>> START Data provided
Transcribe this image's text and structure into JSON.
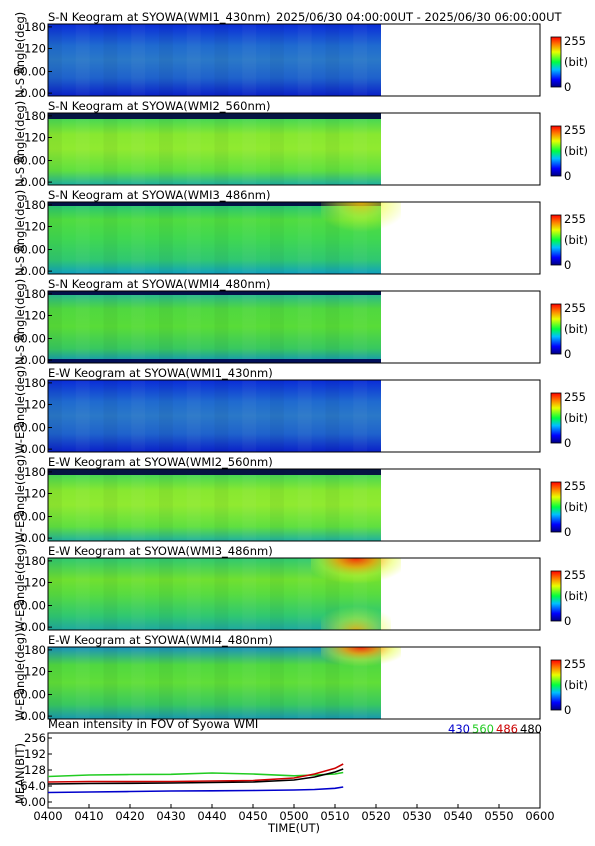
{
  "header": {
    "time_range": "2025/06/30 04:00:00UT - 2025/06/30 06:00:00UT"
  },
  "panels": [
    {
      "title": "S-N Keogram at SYOWA(WMI1_430nm)",
      "ylabel": "N-S angle(deg)",
      "kind": "b430",
      "data_end_fraction": 0.6
    },
    {
      "title": "S-N Keogram at SYOWA(WMI2_560nm)",
      "ylabel": "N-S angle(deg)",
      "kind": "g560",
      "data_end_fraction": 0.6
    },
    {
      "title": "S-N Keogram at SYOWA(WMI3_486nm)",
      "ylabel": "N-S angle(deg)",
      "kind": "r486",
      "data_end_fraction": 0.6
    },
    {
      "title": "S-N Keogram at SYOWA(WMI4_480nm)",
      "ylabel": "N-S angle(deg)",
      "kind": "r480",
      "data_end_fraction": 0.6
    },
    {
      "title": "E-W Keogram at SYOWA(WMI1_430nm)",
      "ylabel": "W-E angle(deg)",
      "kind": "b430",
      "data_end_fraction": 0.6
    },
    {
      "title": "E-W Keogram at SYOWA(WMI2_560nm)",
      "ylabel": "W-E angle(deg)",
      "kind": "g560",
      "data_end_fraction": 0.6
    },
    {
      "title": "E-W Keogram at SYOWA(WMI3_486nm)",
      "ylabel": "W-E angle(deg)",
      "kind": "ew486",
      "data_end_fraction": 0.6
    },
    {
      "title": "E-W Keogram at SYOWA(WMI4_480nm)",
      "ylabel": "W-E angle(deg)",
      "kind": "ew480",
      "data_end_fraction": 0.6
    }
  ],
  "keogram_yticks": [
    "180",
    "120",
    "60.00",
    "0.00"
  ],
  "colorbar": {
    "max_label": "255",
    "unit_label": "(bit)",
    "min_label": "0"
  },
  "chart_data": {
    "type": "line",
    "title": "Mean intensity in FOV of Syowa WMI",
    "xlabel": "TIME(UT)",
    "ylabel": "MEAN(BIT)",
    "x_ticks": [
      "0400",
      "0410",
      "0420",
      "0430",
      "0440",
      "0450",
      "0500",
      "0510",
      "0520",
      "0530",
      "0540",
      "0550",
      "0600"
    ],
    "y_ticks": [
      "256",
      "192",
      "128",
      "64.0",
      "0.00"
    ],
    "ylim": [
      0,
      256
    ],
    "xlim_minutes": [
      0,
      120
    ],
    "x_minutes": [
      0,
      10,
      20,
      30,
      40,
      50,
      60,
      65,
      70,
      72
    ],
    "series": [
      {
        "name": "430",
        "color": "#0000cc",
        "values": [
          38,
          40,
          42,
          44,
          45,
          46,
          48,
          50,
          55,
          60
        ]
      },
      {
        "name": "560",
        "color": "#22cc22",
        "values": [
          102,
          108,
          110,
          111,
          116,
          112,
          105,
          108,
          112,
          118
        ]
      },
      {
        "name": "486",
        "color": "#cc0000",
        "values": [
          80,
          82,
          82,
          82,
          84,
          86,
          96,
          112,
          135,
          152
        ]
      },
      {
        "name": "480",
        "color": "#000000",
        "values": [
          72,
          74,
          75,
          76,
          78,
          80,
          88,
          100,
          120,
          132
        ]
      }
    ]
  }
}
>> END Data provided
What to do ▸
Pick out every line with the string "kind" and copy it.

Full solution ▸
      "kind": "b430",
      "kind": "g560",
      "kind": "r486",
      "kind": "r480",
      "kind": "b430",
      "kind": "g560",
      "kind": "ew486",
      "kind": "ew480",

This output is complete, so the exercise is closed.